:: AIM ::
In your copy, leave out the pictures and repeat the entries below exactly.

:: RECORDS SUPPLIED ::
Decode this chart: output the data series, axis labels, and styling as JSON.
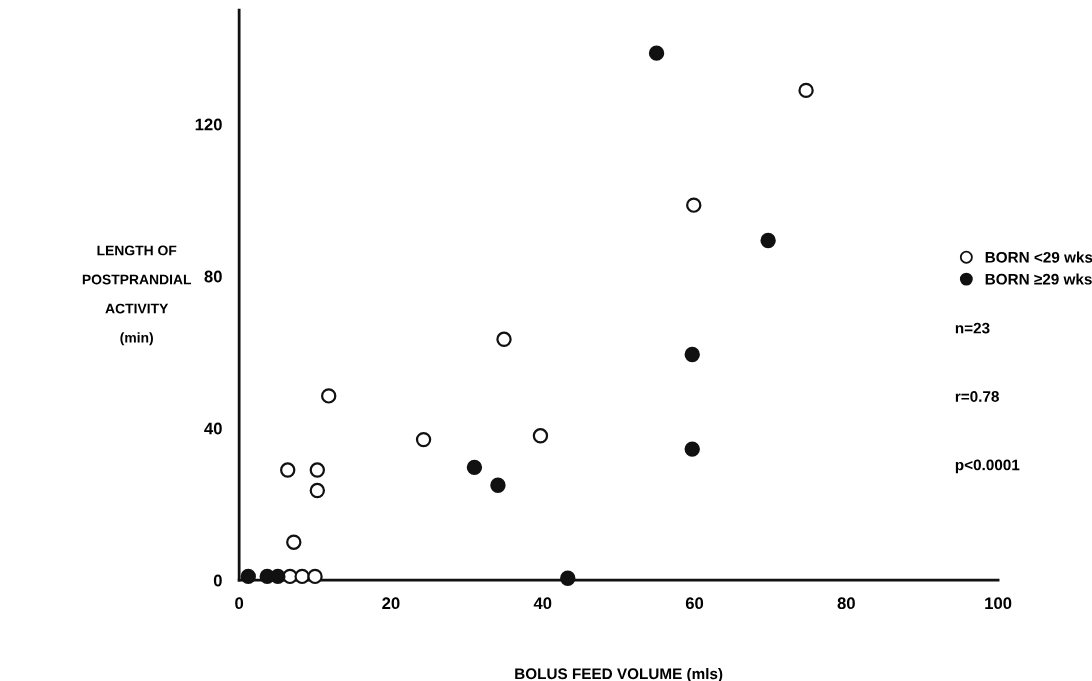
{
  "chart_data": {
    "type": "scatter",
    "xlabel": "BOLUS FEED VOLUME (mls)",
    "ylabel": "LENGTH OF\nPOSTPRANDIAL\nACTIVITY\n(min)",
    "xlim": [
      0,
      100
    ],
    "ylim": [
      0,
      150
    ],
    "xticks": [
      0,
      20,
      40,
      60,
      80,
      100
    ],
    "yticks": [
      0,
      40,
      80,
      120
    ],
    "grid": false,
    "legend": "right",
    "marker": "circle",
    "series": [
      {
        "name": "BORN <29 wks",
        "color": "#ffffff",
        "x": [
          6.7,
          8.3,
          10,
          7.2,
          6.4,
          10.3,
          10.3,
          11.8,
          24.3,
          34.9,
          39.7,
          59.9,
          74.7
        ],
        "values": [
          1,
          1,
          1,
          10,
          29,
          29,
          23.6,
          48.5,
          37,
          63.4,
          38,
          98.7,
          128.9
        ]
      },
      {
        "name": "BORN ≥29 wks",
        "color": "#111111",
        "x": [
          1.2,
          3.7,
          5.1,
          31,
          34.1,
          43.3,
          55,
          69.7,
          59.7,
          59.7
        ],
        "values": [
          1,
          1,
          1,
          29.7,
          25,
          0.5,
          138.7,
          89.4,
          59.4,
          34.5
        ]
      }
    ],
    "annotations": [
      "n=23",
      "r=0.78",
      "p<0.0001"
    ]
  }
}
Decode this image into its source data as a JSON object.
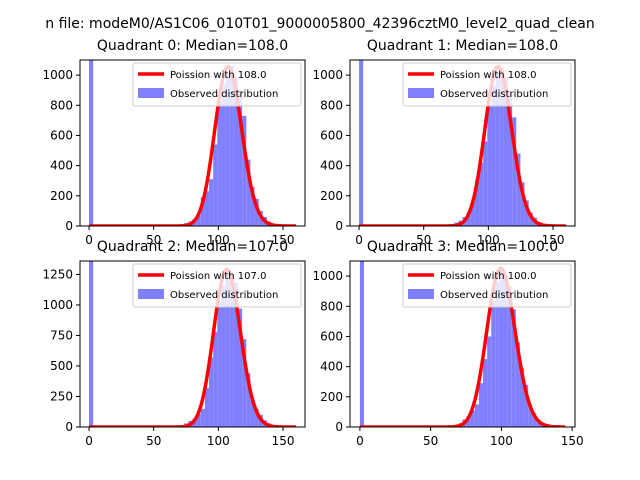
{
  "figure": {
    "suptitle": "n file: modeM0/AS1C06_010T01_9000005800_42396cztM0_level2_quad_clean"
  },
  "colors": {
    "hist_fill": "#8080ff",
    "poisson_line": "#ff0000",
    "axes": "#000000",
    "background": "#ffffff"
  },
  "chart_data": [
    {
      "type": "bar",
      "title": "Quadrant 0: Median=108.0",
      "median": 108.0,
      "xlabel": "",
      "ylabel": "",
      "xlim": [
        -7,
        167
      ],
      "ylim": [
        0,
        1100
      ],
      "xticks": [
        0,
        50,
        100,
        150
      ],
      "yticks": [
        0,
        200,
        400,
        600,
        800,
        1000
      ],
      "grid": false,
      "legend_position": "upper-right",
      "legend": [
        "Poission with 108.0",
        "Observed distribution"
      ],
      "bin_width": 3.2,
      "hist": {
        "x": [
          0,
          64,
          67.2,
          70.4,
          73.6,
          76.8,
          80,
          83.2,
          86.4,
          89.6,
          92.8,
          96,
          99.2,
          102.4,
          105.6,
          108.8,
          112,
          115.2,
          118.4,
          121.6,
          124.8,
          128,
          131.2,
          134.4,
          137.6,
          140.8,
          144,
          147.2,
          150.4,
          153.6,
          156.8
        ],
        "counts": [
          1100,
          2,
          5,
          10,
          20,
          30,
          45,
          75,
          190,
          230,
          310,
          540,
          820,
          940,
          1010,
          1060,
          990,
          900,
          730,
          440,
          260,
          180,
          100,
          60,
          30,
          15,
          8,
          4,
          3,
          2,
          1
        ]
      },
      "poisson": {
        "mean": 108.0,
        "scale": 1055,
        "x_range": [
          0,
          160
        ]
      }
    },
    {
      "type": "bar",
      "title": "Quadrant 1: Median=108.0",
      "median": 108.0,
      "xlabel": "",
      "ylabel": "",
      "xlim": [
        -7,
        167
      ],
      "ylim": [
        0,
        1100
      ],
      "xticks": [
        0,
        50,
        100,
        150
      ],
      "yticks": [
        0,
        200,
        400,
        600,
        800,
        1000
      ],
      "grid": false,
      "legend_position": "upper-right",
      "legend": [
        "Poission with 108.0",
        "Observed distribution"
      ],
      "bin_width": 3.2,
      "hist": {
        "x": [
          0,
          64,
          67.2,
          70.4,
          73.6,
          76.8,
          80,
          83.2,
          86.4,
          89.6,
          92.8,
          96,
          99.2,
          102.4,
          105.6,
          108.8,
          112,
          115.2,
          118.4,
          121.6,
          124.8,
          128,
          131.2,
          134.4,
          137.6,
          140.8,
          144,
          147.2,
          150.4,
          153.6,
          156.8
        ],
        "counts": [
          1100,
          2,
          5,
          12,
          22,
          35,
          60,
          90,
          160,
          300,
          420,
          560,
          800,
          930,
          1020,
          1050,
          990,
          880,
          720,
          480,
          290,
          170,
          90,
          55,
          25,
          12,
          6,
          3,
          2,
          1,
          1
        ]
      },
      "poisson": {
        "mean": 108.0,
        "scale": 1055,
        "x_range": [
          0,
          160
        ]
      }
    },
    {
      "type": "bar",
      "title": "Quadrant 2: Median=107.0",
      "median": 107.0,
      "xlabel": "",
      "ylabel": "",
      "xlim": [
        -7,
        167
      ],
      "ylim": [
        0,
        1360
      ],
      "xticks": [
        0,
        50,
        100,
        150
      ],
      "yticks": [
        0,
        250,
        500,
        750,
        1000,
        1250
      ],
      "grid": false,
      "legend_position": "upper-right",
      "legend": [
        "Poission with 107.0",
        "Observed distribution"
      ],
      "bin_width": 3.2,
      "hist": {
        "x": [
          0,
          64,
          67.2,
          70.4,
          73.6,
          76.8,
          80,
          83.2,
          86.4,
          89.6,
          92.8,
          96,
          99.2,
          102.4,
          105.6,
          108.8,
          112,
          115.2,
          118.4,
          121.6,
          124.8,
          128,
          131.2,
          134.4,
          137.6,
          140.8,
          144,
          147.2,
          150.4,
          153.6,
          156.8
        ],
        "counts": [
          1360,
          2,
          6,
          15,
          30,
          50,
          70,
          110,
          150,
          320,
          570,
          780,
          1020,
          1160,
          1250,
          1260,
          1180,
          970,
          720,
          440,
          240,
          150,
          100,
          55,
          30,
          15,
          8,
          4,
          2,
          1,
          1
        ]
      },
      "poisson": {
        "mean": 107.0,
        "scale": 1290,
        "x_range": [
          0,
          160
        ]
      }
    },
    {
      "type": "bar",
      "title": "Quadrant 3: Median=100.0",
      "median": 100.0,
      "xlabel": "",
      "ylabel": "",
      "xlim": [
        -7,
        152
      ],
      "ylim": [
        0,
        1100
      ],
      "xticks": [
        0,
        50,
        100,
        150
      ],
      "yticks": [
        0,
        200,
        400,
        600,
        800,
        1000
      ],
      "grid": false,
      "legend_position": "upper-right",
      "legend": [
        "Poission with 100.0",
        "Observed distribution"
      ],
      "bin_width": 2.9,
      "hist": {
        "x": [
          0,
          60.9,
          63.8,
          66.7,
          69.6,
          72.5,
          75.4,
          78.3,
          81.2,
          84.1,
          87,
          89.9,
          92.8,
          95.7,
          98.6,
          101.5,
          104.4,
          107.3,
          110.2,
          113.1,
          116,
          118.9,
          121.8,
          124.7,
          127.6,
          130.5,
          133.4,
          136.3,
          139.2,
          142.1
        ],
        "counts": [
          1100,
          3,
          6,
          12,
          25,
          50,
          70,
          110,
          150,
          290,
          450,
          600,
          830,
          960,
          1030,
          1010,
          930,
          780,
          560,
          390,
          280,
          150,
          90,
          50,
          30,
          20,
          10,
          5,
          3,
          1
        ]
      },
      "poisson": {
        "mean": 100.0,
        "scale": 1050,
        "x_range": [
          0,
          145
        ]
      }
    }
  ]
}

:: EXERCISE ANSWER ::
Decode this chart: output the data series, axis labels, and styling as JSON.
{
  "chart_data": {
    "type": "scatter",
    "xlabel": "BOLUS FEED VOLUME (mls)",
    "ylabel": "LENGTH OF\nPOSTPRANDIAL\nACTIVITY\n(min)",
    "xlim": [
      0,
      100
    ],
    "ylim": [
      0,
      150
    ],
    "xticks": [
      0,
      20,
      40,
      60,
      80,
      100
    ],
    "yticks": [
      0,
      40,
      80,
      120
    ],
    "grid": false,
    "legend": "right",
    "marker": "circle",
    "series": [
      {
        "name": "BORN <29 wks",
        "color": "#ffffff",
        "x": [
          6.7,
          8.3,
          10,
          7.2,
          6.4,
          10.3,
          10.3,
          11.8,
          24.3,
          34.9,
          39.7,
          59.9,
          74.7
        ],
        "values": [
          1,
          1,
          1,
          10,
          29,
          29,
          23.6,
          48.5,
          37,
          63.4,
          38,
          98.7,
          128.9
        ]
      },
      {
        "name": "BORN ≥29 wks",
        "color": "#111111",
        "x": [
          1.2,
          3.7,
          5.1,
          31,
          34.1,
          43.3,
          55,
          69.7,
          59.7,
          59.7
        ],
        "values": [
          1,
          1,
          1,
          29.7,
          25,
          0.5,
          138.7,
          89.4,
          59.4,
          34.5
        ]
      }
    ],
    "annotations": [
      "n=23",
      "r=0.78",
      "p<0.0001"
    ]
  }
}
Decode this image into its source data as a JSON object.
{
  "figure": {
    "suptitle": "n file: modeM0/AS1C06_010T01_9000005800_42396cztM0_level2_quad_clean"
  },
  "colors": {
    "hist_fill": "#8080ff",
    "poisson_line": "#ff0000",
    "axes": "#000000",
    "background": "#ffffff"
  },
  "chart_data": [
    {
      "type": "bar",
      "title": "Quadrant 0: Median=108.0",
      "median": 108.0,
      "xlabel": "",
      "ylabel": "",
      "xlim": [
        -7,
        167
      ],
      "ylim": [
        0,
        1100
      ],
      "xticks": [
        0,
        50,
        100,
        150
      ],
      "yticks": [
        0,
        200,
        400,
        600,
        800,
        1000
      ],
      "grid": false,
      "legend_position": "upper-right",
      "legend": [
        "Poission with 108.0",
        "Observed distribution"
      ],
      "bin_width": 3.2,
      "hist": {
        "x": [
          0,
          64,
          67.2,
          70.4,
          73.6,
          76.8,
          80,
          83.2,
          86.4,
          89.6,
          92.8,
          96,
          99.2,
          102.4,
          105.6,
          108.8,
          112,
          115.2,
          118.4,
          121.6,
          124.8,
          128,
          131.2,
          134.4,
          137.6,
          140.8,
          144,
          147.2,
          150.4,
          153.6,
          156.8
        ],
        "counts": [
          1100,
          2,
          5,
          10,
          20,
          30,
          45,
          75,
          190,
          230,
          310,
          540,
          820,
          940,
          1010,
          1060,
          990,
          900,
          730,
          440,
          260,
          180,
          100,
          60,
          30,
          15,
          8,
          4,
          3,
          2,
          1
        ]
      },
      "poisson": {
        "mean": 108.0,
        "scale": 1055,
        "x_range": [
          0,
          160
        ]
      }
    },
    {
      "type": "bar",
      "title": "Quadrant 1: Median=108.0",
      "median": 108.0,
      "xlabel": "",
      "ylabel": "",
      "xlim": [
        -7,
        167
      ],
      "ylim": [
        0,
        1100
      ],
      "xticks": [
        0,
        50,
        100,
        150
      ],
      "yticks": [
        0,
        200,
        400,
        600,
        800,
        1000
      ],
      "grid": false,
      "legend_position": "upper-right",
      "legend": [
        "Poission with 108.0",
        "Observed distribution"
      ],
      "bin_width": 3.2,
      "hist": {
        "x": [
          0,
          64,
          67.2,
          70.4,
          73.6,
          76.8,
          80,
          83.2,
          86.4,
          89.6,
          92.8,
          96,
          99.2,
          102.4,
          105.6,
          108.8,
          112,
          115.2,
          118.4,
          121.6,
          124.8,
          128,
          131.2,
          134.4,
          137.6,
          140.8,
          144,
          147.2,
          150.4,
          153.6,
          156.8
        ],
        "counts": [
          1100,
          2,
          5,
          12,
          22,
          35,
          60,
          90,
          160,
          300,
          420,
          560,
          800,
          930,
          1020,
          1050,
          990,
          880,
          720,
          480,
          290,
          170,
          90,
          55,
          25,
          12,
          6,
          3,
          2,
          1,
          1
        ]
      },
      "poisson": {
        "mean": 108.0,
        "scale": 1055,
        "x_range": [
          0,
          160
        ]
      }
    },
    {
      "type": "bar",
      "title": "Quadrant 2: Median=107.0",
      "median": 107.0,
      "xlabel": "",
      "ylabel": "",
      "xlim": [
        -7,
        167
      ],
      "ylim": [
        0,
        1360
      ],
      "xticks": [
        0,
        50,
        100,
        150
      ],
      "yticks": [
        0,
        250,
        500,
        750,
        1000,
        1250
      ],
      "grid": false,
      "legend_position": "upper-right",
      "legend": [
        "Poission with 107.0",
        "Observed distribution"
      ],
      "bin_width": 3.2,
      "hist": {
        "x": [
          0,
          64,
          67.2,
          70.4,
          73.6,
          76.8,
          80,
          83.2,
          86.4,
          89.6,
          92.8,
          96,
          99.2,
          102.4,
          105.6,
          108.8,
          112,
          115.2,
          118.4,
          121.6,
          124.8,
          128,
          131.2,
          134.4,
          137.6,
          140.8,
          144,
          147.2,
          150.4,
          153.6,
          156.8
        ],
        "counts": [
          1360,
          2,
          6,
          15,
          30,
          50,
          70,
          110,
          150,
          320,
          570,
          780,
          1020,
          1160,
          1250,
          1260,
          1180,
          970,
          720,
          440,
          240,
          150,
          100,
          55,
          30,
          15,
          8,
          4,
          2,
          1,
          1
        ]
      },
      "poisson": {
        "mean": 107.0,
        "scale": 1290,
        "x_range": [
          0,
          160
        ]
      }
    },
    {
      "type": "bar",
      "title": "Quadrant 3: Median=100.0",
      "median": 100.0,
      "xlabel": "",
      "ylabel": "",
      "xlim": [
        -7,
        152
      ],
      "ylim": [
        0,
        1100
      ],
      "xticks": [
        0,
        50,
        100,
        150
      ],
      "yticks": [
        0,
        200,
        400,
        600,
        800,
        1000
      ],
      "grid": false,
      "legend_position": "upper-right",
      "legend": [
        "Poission with 100.0",
        "Observed distribution"
      ],
      "bin_width": 2.9,
      "hist": {
        "x": [
          0,
          60.9,
          63.8,
          66.7,
          69.6,
          72.5,
          75.4,
          78.3,
          81.2,
          84.1,
          87,
          89.9,
          92.8,
          95.7,
          98.6,
          101.5,
          104.4,
          107.3,
          110.2,
          113.1,
          116,
          118.9,
          121.8,
          124.7,
          127.6,
          130.5,
          133.4,
          136.3,
          139.2,
          142.1
        ],
        "counts": [
          1100,
          3,
          6,
          12,
          25,
          50,
          70,
          110,
          150,
          290,
          450,
          600,
          830,
          960,
          1030,
          1010,
          930,
          780,
          560,
          390,
          280,
          150,
          90,
          50,
          30,
          20,
          10,
          5,
          3,
          1
        ]
      },
      "poisson": {
        "mean": 100.0,
        "scale": 1050,
        "x_range": [
          0,
          145
        ]
      }
    }
  ]
}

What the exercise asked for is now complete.